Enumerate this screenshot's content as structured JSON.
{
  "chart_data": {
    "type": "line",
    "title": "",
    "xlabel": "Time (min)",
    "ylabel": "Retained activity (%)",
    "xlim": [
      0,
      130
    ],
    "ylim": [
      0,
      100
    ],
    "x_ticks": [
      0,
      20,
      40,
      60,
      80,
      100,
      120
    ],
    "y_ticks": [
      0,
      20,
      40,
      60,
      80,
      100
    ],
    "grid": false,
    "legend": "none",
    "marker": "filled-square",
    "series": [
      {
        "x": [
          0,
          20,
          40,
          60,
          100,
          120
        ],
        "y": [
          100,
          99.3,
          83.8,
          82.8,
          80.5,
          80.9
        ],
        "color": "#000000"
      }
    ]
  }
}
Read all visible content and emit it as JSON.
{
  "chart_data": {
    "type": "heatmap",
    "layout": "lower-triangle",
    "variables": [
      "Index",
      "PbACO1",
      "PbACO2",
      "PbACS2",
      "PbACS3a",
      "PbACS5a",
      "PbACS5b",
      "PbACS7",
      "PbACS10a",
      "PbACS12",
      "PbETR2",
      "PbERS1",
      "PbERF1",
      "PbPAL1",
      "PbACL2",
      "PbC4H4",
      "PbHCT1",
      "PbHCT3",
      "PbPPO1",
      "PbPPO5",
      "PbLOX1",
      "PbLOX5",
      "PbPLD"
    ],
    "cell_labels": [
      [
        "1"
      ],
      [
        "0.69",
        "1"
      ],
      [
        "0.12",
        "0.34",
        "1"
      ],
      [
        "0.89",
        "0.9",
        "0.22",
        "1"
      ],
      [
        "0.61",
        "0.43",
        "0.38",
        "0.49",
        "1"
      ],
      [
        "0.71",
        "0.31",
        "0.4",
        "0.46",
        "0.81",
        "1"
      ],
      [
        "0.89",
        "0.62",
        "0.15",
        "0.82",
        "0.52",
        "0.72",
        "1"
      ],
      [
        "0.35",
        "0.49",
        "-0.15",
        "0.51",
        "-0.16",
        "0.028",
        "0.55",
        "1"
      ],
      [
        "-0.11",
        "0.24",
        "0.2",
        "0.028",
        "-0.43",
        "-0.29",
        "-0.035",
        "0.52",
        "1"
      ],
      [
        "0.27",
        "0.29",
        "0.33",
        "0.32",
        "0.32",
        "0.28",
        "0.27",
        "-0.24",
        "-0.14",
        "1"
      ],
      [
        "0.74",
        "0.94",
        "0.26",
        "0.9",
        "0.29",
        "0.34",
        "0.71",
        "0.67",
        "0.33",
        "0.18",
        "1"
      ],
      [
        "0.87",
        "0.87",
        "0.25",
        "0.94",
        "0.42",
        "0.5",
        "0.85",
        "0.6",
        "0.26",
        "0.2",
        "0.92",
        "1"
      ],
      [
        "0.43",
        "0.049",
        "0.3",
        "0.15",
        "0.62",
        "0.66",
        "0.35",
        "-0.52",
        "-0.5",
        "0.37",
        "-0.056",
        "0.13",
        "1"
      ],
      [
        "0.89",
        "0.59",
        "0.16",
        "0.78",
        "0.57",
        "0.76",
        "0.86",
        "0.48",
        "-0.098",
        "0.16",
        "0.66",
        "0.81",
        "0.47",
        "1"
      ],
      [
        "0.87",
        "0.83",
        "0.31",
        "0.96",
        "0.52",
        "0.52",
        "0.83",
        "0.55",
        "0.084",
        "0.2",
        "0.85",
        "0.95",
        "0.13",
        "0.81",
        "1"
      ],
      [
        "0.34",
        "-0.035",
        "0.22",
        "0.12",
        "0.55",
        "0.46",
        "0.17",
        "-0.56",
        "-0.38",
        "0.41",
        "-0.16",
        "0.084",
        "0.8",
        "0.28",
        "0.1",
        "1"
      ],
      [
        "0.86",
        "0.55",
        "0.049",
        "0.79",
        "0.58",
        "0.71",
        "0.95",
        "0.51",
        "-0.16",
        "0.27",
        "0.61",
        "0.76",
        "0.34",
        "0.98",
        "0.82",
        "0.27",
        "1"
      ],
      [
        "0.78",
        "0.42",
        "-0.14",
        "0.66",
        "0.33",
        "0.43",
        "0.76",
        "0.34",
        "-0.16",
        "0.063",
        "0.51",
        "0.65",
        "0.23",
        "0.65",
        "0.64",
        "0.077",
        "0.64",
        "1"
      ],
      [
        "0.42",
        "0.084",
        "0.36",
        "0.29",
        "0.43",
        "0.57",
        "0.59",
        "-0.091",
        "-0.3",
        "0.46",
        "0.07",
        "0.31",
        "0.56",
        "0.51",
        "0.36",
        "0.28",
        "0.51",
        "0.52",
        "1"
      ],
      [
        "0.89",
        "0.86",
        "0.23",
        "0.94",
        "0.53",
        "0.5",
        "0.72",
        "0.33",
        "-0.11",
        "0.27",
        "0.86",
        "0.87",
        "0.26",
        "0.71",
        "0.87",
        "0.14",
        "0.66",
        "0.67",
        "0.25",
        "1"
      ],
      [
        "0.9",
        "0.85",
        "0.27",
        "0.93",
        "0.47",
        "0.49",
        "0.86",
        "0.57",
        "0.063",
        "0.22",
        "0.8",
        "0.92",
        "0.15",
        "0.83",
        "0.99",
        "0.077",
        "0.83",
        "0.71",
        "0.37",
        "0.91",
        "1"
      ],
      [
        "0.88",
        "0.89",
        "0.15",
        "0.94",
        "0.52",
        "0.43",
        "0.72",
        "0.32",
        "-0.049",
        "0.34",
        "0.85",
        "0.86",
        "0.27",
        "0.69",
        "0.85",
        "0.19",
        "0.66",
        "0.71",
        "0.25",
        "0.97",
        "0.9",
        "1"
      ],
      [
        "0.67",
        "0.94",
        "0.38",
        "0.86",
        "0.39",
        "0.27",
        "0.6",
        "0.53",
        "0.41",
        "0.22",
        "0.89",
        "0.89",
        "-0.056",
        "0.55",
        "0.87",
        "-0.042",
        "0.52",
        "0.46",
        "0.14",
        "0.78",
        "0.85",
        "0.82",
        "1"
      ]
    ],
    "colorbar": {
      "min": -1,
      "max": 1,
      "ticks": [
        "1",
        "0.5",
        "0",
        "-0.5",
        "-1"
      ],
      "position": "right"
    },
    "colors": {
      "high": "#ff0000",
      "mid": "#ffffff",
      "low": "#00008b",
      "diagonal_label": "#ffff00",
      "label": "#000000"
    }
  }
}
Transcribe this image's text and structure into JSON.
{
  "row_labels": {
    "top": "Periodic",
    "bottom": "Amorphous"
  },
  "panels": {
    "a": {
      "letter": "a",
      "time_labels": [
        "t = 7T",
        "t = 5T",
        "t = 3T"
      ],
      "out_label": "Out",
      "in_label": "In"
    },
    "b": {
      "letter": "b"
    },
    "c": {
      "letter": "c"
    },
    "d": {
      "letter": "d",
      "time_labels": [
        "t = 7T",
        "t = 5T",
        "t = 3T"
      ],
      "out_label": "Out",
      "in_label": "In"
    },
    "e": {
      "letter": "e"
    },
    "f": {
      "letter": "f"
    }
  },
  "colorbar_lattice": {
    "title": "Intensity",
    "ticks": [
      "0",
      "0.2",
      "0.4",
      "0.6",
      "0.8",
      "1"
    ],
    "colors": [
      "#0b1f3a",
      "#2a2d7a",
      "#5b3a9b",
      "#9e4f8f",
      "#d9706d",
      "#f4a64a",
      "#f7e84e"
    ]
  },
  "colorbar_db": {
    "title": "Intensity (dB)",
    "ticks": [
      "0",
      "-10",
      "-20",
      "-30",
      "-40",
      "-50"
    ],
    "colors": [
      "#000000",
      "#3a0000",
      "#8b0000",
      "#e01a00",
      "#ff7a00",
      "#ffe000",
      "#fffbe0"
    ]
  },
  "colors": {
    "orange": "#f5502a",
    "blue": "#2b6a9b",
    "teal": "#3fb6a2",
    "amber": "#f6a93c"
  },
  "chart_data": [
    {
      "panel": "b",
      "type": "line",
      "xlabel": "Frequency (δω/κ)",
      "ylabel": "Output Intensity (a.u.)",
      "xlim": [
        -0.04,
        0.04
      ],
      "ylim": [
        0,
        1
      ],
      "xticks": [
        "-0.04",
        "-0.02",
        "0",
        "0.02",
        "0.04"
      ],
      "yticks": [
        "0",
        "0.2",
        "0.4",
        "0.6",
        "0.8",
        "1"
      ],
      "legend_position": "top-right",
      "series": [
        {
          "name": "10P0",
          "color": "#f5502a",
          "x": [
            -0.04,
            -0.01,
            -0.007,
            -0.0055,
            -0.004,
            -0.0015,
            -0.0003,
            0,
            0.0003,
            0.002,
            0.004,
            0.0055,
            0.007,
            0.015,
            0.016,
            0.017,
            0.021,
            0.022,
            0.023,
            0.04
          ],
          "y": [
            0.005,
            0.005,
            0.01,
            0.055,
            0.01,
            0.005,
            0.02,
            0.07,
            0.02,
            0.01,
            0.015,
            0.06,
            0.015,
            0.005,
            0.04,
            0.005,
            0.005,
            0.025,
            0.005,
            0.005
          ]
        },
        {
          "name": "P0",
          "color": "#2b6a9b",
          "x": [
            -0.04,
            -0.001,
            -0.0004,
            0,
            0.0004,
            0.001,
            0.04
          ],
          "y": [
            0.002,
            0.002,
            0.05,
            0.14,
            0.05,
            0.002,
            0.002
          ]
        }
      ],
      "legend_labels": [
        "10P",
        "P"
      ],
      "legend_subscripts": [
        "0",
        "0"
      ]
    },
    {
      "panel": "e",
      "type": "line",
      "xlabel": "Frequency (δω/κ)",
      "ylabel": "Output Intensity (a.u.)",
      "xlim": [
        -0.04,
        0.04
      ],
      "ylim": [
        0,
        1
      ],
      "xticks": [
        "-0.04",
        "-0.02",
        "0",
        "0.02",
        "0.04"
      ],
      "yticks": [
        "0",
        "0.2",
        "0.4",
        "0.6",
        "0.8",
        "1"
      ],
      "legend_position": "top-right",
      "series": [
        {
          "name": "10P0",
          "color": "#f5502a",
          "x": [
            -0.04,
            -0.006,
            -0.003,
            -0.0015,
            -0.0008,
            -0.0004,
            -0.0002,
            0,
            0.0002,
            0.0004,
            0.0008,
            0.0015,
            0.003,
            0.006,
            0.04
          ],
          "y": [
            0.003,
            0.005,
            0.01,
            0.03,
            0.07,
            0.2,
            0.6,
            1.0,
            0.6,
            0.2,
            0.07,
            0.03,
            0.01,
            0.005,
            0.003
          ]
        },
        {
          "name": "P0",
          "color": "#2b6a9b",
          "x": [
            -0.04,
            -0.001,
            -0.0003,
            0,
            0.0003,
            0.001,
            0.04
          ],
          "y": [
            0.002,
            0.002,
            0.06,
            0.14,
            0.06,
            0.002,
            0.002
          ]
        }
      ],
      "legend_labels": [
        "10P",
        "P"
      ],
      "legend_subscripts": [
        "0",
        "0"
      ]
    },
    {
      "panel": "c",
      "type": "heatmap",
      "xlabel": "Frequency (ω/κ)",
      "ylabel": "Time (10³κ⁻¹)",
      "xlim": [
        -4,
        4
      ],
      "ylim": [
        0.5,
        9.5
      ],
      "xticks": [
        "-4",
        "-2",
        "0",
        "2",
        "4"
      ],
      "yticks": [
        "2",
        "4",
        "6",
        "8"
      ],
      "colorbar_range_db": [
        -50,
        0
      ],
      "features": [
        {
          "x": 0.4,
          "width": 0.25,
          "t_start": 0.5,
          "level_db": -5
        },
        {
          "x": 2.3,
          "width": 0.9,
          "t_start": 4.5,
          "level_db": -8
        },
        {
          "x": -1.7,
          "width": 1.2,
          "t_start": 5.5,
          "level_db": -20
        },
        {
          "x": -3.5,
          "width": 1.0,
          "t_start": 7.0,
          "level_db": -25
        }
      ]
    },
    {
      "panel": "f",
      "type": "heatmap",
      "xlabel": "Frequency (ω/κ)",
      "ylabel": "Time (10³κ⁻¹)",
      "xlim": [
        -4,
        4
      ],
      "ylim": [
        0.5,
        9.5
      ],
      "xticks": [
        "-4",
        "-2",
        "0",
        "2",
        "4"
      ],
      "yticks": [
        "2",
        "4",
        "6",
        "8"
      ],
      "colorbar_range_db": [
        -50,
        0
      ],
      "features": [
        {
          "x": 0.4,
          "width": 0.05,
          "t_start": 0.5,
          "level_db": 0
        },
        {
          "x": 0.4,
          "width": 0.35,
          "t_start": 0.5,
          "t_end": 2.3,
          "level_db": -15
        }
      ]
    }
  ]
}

__________________________________________________

Go through the preceding material and copy each line that has the word "JSON".

EXERCISE RESPONSE —
Enumerate this screenshot's content as structured JSON.
Read all visible content and emit it as JSON.
Transcribe this image's text and structure into JSON.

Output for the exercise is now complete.